[Dataset entries]
• • • •

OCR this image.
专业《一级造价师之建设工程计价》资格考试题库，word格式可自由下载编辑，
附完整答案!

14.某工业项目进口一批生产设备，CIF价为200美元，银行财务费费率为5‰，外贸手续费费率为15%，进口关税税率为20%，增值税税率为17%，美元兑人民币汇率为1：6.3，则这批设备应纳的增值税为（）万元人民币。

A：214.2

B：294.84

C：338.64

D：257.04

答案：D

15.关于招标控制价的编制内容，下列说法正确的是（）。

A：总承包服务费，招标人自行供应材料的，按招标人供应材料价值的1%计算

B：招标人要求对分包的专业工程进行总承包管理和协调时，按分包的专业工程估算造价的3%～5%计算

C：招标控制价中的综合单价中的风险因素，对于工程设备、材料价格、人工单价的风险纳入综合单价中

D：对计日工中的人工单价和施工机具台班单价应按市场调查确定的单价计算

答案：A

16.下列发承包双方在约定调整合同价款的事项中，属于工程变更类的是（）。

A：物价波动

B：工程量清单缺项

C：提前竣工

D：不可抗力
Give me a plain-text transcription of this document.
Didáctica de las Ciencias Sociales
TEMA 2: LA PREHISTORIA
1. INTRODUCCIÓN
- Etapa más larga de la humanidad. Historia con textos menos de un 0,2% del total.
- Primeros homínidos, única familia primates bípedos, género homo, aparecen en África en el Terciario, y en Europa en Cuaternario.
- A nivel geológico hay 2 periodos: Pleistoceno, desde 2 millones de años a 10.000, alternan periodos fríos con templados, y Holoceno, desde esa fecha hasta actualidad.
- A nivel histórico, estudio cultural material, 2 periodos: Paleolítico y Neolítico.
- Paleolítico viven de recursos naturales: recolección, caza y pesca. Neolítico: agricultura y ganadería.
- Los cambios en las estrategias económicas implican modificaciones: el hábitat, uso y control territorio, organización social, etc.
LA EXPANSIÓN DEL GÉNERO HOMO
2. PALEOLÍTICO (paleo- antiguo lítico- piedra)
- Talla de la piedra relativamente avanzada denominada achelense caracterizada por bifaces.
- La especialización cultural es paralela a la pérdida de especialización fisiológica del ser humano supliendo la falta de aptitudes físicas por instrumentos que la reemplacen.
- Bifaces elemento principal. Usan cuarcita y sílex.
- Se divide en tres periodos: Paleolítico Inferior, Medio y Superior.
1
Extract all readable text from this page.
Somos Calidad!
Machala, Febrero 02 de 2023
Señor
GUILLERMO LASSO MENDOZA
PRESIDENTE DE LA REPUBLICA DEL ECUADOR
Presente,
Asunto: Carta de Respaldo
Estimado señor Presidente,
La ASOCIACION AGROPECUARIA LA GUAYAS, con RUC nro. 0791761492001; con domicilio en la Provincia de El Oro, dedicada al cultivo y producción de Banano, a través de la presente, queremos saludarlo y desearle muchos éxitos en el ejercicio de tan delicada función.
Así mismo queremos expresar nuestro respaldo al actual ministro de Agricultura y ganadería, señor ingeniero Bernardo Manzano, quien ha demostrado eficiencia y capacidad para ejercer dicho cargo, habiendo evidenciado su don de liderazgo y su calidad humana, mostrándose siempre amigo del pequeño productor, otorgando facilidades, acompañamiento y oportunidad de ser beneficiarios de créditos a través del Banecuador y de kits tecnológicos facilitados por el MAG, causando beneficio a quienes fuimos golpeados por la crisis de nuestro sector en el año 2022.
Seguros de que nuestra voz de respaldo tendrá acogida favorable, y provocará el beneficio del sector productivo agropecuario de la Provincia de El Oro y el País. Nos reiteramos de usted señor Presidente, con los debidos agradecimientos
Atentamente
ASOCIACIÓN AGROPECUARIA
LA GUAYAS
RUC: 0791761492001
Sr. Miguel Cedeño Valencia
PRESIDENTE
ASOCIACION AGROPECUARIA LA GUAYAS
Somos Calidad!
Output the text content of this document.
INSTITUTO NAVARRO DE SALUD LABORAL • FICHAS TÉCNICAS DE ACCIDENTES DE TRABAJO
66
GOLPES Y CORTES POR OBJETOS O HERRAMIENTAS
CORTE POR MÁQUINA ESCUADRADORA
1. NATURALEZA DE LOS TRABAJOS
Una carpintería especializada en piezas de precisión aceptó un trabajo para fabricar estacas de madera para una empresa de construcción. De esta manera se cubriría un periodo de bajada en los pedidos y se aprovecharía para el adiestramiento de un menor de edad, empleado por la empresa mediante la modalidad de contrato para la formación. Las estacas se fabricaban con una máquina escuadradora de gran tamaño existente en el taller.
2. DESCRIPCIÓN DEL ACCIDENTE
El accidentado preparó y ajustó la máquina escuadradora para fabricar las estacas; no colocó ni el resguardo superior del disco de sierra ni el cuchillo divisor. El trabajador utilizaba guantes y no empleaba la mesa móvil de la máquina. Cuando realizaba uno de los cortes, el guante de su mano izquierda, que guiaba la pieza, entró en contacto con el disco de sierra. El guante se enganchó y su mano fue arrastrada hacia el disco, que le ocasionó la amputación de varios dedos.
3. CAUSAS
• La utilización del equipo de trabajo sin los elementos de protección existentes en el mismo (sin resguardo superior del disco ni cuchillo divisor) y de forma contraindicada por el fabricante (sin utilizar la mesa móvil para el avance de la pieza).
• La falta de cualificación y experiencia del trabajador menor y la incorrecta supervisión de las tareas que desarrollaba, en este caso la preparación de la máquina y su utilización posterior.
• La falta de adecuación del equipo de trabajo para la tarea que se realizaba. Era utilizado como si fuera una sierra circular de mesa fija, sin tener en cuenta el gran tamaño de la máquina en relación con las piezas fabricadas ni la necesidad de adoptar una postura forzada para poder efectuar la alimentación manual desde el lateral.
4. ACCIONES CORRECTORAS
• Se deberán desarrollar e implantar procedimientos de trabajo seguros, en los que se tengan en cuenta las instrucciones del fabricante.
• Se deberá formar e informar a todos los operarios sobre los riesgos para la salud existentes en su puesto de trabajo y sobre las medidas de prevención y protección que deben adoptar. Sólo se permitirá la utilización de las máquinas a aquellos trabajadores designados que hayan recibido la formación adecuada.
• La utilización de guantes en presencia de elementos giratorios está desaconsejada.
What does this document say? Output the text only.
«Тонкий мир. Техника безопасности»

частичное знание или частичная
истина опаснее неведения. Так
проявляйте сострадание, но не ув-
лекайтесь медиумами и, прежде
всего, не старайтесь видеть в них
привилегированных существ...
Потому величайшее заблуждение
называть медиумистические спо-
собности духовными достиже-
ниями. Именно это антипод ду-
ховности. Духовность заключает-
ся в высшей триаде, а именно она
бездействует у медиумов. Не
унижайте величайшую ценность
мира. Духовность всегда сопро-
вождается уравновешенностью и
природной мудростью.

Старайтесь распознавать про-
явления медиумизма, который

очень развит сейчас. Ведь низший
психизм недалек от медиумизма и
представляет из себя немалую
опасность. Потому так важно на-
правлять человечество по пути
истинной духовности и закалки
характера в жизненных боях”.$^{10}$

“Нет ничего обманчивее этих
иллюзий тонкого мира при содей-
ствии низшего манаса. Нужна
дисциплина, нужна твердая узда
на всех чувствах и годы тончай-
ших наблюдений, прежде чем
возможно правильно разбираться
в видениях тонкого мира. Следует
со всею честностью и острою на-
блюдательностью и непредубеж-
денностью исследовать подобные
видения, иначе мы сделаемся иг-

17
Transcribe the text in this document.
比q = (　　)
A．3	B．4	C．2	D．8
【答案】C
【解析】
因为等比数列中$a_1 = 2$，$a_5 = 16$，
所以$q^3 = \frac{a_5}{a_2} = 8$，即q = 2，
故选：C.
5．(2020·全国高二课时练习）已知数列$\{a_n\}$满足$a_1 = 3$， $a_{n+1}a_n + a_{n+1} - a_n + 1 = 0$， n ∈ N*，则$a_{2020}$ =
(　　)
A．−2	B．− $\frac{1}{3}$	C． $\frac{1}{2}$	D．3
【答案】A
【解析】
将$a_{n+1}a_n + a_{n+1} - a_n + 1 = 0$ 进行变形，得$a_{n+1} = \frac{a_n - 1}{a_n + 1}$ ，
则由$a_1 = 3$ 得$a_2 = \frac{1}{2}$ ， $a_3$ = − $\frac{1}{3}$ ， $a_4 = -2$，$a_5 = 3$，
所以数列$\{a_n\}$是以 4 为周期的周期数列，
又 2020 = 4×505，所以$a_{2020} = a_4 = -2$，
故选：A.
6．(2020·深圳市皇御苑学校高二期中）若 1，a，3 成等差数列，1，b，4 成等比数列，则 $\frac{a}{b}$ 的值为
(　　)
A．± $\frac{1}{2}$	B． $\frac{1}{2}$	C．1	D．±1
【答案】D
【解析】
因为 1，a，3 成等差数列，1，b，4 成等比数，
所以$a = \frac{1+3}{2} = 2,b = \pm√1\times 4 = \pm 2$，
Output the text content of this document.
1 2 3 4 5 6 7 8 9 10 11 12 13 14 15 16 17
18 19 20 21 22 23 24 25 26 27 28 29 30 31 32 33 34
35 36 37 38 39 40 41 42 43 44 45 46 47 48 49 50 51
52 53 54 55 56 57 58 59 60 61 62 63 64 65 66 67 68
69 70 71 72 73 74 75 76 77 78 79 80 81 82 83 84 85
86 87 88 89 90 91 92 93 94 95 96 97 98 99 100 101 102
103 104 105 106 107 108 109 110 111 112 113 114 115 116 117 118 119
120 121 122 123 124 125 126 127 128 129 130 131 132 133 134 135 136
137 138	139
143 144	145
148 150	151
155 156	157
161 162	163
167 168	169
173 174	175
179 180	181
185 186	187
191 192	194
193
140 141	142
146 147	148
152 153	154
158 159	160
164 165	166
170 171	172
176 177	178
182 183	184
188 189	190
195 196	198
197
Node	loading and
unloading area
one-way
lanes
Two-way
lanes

• • • •

• _SHORT PROBLEM_
Find how many of the lines above have the word "медиумизма" in them. State only that number.

• _EXERCISE SOLUTION_
2